Provided information »

•••

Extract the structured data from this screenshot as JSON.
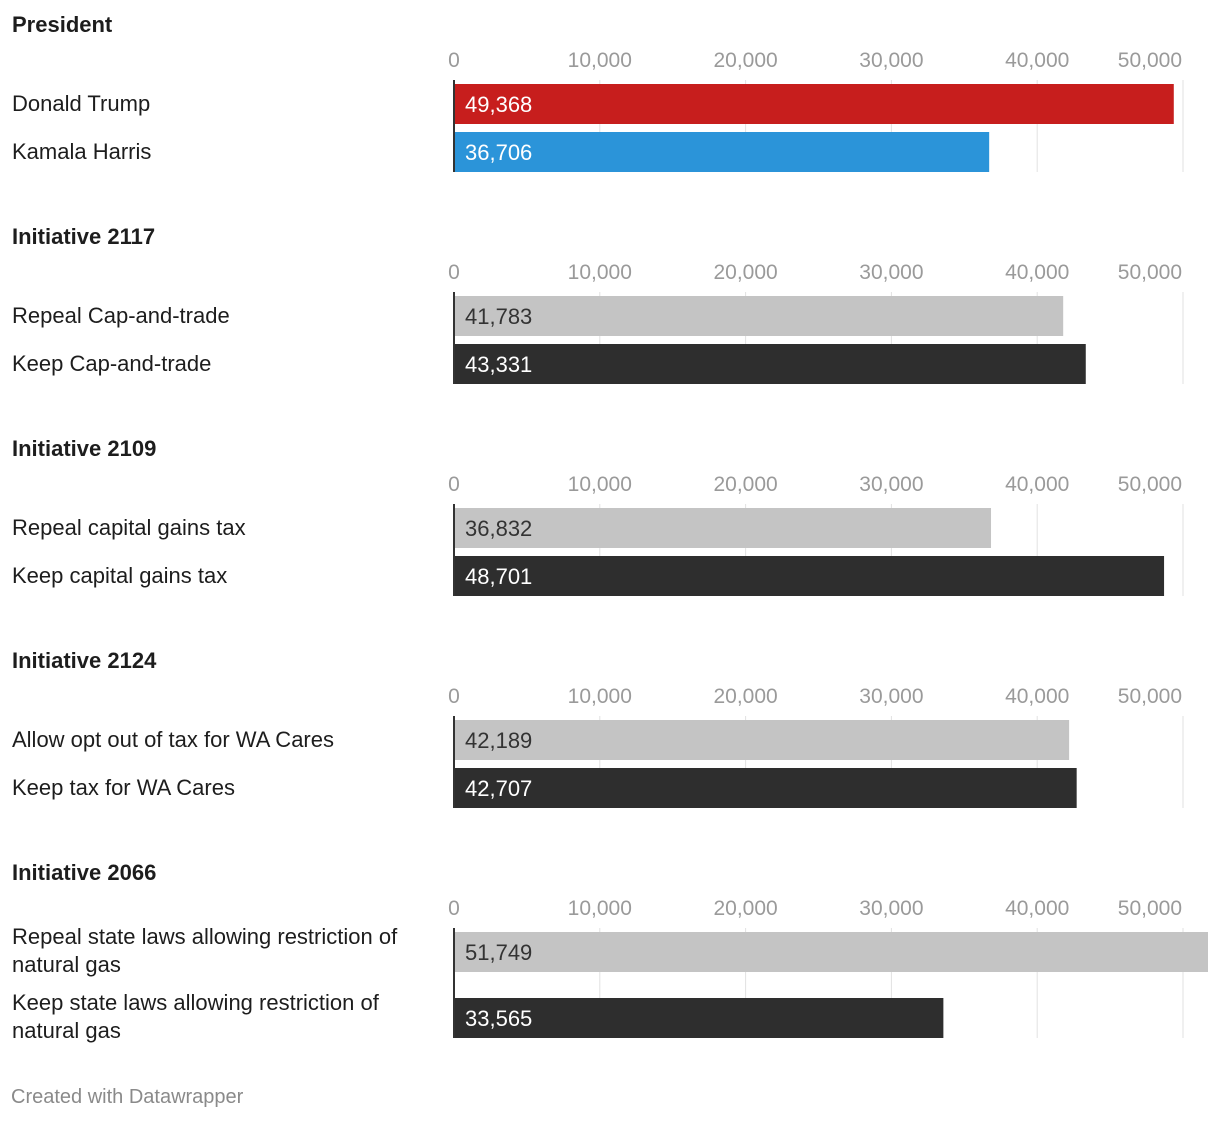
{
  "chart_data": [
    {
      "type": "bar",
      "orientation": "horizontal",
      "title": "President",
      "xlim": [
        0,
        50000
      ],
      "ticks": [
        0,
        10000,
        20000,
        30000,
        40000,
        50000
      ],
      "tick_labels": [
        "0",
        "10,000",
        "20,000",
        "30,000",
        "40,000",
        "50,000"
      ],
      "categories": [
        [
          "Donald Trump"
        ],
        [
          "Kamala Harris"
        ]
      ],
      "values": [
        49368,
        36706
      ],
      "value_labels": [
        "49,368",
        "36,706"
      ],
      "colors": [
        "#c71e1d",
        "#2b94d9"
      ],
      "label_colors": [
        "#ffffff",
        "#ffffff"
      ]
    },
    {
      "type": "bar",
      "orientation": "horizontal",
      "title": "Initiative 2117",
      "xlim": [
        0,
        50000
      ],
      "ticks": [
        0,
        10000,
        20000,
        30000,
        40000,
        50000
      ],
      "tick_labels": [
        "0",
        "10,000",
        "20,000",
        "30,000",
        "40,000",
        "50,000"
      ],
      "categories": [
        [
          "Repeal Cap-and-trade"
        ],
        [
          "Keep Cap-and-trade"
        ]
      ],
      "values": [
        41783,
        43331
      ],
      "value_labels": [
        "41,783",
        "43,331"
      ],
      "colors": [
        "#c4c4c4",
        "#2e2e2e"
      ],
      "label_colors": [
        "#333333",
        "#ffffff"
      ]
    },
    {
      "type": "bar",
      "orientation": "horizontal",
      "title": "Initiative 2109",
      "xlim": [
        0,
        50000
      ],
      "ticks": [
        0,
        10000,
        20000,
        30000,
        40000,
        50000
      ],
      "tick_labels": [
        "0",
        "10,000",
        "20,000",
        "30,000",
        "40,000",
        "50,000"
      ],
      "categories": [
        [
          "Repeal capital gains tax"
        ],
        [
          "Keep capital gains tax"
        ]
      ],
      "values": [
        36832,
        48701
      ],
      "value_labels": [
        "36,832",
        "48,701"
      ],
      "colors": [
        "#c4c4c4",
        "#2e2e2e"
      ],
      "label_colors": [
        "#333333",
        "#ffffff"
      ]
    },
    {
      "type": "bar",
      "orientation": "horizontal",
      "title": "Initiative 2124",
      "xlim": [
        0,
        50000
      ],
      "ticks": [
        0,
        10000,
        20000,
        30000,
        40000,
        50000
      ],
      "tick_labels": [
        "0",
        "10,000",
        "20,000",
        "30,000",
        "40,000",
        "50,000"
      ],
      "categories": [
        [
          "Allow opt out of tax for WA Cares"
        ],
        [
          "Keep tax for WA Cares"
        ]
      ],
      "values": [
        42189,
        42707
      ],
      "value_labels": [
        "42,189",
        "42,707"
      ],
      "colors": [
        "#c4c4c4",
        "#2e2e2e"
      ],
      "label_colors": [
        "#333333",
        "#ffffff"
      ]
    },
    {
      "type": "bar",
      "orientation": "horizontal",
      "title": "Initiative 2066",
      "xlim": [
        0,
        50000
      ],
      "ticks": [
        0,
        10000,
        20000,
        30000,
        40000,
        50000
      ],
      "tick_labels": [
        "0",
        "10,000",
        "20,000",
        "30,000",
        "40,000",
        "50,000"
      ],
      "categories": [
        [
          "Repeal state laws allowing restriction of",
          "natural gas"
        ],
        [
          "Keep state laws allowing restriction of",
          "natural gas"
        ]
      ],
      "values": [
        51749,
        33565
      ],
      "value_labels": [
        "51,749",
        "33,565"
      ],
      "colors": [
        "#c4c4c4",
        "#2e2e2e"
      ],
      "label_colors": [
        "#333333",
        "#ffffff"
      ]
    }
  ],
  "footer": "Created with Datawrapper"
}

•••

Exercise objective » Track down every line with the word "Repeal" and copy it.

Written response »
          "Repeal Cap-and-trade"
          "Repeal capital gains tax"
          "Repeal state laws allowing restriction of",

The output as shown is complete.